* [Brief]: Report how many lines include the word "bald", and nothing besides that number.
* Begin Records shown *
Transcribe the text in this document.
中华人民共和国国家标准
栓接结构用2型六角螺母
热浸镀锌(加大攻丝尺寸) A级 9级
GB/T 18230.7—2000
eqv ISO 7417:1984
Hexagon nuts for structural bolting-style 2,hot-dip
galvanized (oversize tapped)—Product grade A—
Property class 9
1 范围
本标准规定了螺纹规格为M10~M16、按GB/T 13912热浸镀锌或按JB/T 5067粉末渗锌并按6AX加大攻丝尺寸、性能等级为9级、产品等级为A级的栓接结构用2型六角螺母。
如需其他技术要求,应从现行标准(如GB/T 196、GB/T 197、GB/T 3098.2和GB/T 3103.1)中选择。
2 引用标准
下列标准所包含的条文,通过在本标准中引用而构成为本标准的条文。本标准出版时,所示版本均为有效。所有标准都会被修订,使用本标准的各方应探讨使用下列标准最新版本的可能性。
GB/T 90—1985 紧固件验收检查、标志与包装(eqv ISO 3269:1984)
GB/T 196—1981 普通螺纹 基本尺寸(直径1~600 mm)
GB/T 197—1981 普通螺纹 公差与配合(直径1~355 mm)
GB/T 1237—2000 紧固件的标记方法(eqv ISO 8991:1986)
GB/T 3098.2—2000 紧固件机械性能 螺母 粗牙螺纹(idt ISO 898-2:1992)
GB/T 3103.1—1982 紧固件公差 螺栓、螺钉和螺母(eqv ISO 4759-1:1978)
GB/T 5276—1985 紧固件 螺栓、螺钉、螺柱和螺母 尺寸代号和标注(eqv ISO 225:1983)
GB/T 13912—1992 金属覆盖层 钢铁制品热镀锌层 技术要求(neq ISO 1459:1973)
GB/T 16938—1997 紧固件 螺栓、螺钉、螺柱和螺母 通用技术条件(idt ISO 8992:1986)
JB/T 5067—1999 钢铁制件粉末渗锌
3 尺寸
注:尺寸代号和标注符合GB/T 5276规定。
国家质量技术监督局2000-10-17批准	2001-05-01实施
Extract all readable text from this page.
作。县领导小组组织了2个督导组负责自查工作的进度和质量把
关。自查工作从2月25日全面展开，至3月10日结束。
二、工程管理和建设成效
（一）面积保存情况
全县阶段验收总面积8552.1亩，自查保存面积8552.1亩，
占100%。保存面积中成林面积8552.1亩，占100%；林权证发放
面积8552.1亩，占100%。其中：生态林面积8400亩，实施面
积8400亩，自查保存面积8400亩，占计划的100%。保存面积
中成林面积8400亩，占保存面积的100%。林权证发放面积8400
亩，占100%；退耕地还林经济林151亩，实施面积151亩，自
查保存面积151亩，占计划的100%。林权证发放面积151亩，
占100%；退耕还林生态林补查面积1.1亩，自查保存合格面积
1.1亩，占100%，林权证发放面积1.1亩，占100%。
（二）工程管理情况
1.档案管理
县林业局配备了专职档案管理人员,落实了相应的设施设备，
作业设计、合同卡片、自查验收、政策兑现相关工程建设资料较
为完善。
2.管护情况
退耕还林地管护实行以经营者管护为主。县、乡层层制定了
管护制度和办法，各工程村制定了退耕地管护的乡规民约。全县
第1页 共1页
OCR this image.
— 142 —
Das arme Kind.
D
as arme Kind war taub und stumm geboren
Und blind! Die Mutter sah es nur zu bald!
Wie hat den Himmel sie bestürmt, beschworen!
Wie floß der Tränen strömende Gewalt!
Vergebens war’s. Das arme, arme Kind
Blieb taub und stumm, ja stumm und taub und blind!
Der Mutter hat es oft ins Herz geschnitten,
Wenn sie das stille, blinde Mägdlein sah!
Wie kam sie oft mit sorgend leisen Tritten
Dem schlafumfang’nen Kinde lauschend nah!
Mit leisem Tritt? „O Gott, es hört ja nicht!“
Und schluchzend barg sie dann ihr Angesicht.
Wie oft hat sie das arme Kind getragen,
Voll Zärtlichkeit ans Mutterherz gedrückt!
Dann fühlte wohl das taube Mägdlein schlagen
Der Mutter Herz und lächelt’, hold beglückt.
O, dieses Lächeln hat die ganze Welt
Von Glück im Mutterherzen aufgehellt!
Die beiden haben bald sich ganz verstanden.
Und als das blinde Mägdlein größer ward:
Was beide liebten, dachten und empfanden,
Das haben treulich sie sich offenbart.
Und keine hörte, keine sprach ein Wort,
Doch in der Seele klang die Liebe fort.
* End Records shown *
* [Response]: 2